**Aim of the exercise:** Select every line below containing the word "drum".

**Exercise data:**
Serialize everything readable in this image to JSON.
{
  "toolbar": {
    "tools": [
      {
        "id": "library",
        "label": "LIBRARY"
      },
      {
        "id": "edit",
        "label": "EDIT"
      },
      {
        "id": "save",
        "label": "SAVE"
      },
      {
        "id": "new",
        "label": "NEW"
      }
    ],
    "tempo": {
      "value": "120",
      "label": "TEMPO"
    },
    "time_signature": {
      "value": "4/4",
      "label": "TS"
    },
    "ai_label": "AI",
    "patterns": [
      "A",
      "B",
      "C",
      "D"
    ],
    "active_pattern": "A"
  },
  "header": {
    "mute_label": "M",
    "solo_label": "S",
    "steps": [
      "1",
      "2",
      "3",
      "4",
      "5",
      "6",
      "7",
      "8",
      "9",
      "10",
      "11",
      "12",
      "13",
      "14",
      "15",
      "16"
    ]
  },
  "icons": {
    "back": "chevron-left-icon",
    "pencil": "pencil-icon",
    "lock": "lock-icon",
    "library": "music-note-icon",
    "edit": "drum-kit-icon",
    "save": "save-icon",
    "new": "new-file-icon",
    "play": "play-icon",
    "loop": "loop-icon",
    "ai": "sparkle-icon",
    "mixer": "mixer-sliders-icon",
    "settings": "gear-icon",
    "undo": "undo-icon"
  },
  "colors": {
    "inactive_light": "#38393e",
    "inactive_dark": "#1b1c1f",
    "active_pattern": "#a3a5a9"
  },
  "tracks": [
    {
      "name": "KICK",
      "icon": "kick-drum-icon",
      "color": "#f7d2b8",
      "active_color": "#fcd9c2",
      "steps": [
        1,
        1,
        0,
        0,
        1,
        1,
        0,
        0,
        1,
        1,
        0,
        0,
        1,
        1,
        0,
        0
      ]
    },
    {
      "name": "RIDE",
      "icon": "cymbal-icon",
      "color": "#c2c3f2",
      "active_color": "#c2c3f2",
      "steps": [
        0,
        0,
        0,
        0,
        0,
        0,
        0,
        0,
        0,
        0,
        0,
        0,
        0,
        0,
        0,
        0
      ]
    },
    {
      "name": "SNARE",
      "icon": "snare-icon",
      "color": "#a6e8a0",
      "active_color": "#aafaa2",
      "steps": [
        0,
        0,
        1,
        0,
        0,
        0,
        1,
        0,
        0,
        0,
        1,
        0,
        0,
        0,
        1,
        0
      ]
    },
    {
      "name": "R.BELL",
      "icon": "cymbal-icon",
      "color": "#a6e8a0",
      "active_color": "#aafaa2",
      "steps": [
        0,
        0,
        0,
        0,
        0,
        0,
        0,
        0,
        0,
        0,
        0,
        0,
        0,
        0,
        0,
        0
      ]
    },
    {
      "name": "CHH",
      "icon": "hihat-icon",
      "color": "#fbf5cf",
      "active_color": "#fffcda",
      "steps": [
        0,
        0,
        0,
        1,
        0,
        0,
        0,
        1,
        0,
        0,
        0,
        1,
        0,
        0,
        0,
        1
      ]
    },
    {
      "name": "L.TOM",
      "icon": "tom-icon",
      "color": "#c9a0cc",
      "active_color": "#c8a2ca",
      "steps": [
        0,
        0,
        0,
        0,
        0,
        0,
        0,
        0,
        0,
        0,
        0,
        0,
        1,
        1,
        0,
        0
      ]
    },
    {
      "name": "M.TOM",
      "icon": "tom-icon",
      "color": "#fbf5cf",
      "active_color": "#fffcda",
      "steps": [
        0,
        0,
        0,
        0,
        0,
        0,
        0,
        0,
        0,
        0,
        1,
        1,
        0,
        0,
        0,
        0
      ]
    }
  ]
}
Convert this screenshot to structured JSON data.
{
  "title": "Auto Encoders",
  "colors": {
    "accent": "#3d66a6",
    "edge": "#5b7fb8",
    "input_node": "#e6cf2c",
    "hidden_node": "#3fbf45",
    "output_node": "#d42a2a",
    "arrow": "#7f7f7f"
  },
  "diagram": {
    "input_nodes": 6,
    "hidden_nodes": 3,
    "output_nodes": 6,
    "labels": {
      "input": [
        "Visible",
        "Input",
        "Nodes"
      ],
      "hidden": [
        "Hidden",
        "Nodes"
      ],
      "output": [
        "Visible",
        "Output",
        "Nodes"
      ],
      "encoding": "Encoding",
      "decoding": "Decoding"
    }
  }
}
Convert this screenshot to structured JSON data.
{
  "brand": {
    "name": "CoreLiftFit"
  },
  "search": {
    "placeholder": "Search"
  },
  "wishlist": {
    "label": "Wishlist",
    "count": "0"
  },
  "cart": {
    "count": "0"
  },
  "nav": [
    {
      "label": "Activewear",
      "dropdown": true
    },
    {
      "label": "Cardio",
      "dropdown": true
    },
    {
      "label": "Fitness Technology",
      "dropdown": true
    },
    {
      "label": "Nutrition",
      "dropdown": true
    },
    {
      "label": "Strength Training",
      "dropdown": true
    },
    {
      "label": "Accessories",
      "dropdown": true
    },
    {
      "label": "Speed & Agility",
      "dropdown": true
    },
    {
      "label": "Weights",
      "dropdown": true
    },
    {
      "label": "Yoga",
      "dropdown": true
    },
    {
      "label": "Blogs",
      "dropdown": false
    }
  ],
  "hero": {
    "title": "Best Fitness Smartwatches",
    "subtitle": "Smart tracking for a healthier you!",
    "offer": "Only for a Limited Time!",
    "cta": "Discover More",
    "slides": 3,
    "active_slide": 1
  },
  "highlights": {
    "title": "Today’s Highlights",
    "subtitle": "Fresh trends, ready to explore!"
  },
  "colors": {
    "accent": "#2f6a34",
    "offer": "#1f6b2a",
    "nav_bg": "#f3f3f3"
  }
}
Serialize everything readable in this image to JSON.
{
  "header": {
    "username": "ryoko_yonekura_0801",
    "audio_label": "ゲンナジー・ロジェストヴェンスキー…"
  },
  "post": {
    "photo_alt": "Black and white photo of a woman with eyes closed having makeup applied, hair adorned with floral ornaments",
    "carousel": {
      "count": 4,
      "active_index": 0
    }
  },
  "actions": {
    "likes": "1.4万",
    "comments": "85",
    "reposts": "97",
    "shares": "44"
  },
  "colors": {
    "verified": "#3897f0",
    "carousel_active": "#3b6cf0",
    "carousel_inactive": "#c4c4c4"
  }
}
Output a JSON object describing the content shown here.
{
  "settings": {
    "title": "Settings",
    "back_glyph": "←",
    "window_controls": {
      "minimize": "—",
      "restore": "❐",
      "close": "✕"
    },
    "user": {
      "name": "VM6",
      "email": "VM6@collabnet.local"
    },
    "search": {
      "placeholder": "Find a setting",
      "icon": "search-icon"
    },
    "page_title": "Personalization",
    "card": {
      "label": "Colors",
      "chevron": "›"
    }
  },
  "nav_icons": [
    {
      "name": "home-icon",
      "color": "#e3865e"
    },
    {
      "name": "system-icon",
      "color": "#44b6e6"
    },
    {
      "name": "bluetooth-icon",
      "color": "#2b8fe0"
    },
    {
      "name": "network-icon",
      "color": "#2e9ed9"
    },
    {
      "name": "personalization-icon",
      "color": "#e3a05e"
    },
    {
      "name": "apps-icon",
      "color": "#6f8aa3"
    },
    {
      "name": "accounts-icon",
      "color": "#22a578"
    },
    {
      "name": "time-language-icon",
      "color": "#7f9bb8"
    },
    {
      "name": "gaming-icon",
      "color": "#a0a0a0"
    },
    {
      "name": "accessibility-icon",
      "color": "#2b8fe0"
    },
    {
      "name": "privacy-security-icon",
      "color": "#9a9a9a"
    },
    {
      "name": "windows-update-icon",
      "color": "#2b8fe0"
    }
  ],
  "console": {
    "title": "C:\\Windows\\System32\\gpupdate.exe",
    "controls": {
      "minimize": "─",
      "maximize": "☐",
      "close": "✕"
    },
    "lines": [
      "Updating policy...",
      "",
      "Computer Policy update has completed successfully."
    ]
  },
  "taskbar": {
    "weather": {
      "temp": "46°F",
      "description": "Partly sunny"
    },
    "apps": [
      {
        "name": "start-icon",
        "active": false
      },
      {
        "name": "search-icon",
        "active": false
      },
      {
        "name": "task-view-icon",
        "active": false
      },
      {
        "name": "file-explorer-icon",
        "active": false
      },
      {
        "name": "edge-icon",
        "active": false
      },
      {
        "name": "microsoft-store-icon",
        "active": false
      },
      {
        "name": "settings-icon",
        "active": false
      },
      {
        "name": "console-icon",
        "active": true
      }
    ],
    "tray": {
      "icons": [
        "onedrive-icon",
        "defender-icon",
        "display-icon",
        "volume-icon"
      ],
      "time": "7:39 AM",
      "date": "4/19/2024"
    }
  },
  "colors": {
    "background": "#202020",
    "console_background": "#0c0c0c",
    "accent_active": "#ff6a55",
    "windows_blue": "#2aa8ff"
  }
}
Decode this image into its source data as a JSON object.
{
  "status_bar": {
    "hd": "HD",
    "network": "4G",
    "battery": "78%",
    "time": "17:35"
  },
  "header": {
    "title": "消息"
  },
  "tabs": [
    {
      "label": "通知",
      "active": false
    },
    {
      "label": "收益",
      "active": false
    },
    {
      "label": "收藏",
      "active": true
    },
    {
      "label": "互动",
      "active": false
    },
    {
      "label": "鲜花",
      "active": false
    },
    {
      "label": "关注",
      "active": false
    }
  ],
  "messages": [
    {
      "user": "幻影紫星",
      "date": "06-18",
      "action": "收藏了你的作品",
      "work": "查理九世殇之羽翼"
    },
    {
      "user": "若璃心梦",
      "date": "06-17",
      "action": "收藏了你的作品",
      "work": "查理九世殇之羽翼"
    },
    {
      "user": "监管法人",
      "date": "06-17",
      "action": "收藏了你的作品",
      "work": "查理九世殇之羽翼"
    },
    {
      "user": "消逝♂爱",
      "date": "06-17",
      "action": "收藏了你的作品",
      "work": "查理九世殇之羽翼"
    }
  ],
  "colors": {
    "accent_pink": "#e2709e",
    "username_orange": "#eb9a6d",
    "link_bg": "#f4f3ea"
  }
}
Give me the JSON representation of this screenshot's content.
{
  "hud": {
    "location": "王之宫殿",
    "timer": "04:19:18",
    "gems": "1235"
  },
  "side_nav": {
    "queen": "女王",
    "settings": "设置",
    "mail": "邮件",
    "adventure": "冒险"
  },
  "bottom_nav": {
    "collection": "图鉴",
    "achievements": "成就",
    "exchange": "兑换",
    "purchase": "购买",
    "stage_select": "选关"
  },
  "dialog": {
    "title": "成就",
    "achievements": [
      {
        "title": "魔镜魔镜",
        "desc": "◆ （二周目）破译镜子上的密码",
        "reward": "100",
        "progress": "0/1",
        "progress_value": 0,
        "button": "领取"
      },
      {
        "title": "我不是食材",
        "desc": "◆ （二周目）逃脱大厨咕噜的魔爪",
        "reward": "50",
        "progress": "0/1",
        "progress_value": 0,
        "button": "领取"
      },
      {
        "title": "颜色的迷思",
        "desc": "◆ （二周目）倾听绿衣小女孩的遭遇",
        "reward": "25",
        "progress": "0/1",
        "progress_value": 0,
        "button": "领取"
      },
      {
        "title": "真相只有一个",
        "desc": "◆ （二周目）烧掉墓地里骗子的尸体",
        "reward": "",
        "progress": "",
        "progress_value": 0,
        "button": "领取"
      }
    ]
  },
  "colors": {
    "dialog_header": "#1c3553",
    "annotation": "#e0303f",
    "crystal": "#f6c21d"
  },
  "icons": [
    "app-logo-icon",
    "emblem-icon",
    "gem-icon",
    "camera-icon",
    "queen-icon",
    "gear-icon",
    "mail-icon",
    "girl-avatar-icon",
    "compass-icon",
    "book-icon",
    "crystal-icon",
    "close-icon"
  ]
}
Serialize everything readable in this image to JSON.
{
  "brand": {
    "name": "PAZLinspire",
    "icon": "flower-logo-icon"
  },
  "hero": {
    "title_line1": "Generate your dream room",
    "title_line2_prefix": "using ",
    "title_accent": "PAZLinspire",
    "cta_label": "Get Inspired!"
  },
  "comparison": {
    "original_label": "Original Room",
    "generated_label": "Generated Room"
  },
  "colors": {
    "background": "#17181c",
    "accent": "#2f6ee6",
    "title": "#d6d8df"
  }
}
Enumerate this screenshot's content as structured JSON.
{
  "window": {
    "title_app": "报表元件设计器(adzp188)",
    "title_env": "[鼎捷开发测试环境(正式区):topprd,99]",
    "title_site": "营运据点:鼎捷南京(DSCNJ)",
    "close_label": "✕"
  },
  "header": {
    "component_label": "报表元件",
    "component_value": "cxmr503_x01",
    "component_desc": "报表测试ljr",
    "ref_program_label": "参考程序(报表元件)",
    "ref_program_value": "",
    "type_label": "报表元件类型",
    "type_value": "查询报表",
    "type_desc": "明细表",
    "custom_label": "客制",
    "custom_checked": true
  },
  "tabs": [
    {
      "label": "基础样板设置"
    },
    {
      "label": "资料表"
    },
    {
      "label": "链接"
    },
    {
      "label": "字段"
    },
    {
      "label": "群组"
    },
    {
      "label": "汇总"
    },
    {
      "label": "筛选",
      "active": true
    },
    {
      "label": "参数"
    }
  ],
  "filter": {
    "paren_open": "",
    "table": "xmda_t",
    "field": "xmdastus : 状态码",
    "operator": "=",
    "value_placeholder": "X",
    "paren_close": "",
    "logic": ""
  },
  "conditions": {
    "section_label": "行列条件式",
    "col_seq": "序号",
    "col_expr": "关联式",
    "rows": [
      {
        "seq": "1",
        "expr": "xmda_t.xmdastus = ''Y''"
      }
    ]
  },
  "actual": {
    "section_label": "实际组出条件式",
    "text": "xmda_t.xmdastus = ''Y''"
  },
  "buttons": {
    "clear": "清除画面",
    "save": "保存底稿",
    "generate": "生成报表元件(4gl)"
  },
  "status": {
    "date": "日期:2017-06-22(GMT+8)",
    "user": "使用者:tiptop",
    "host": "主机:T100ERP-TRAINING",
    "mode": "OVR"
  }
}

**Expected answer:**
    "edit": "drum-kit-icon",
      "icon": "kick-drum-icon",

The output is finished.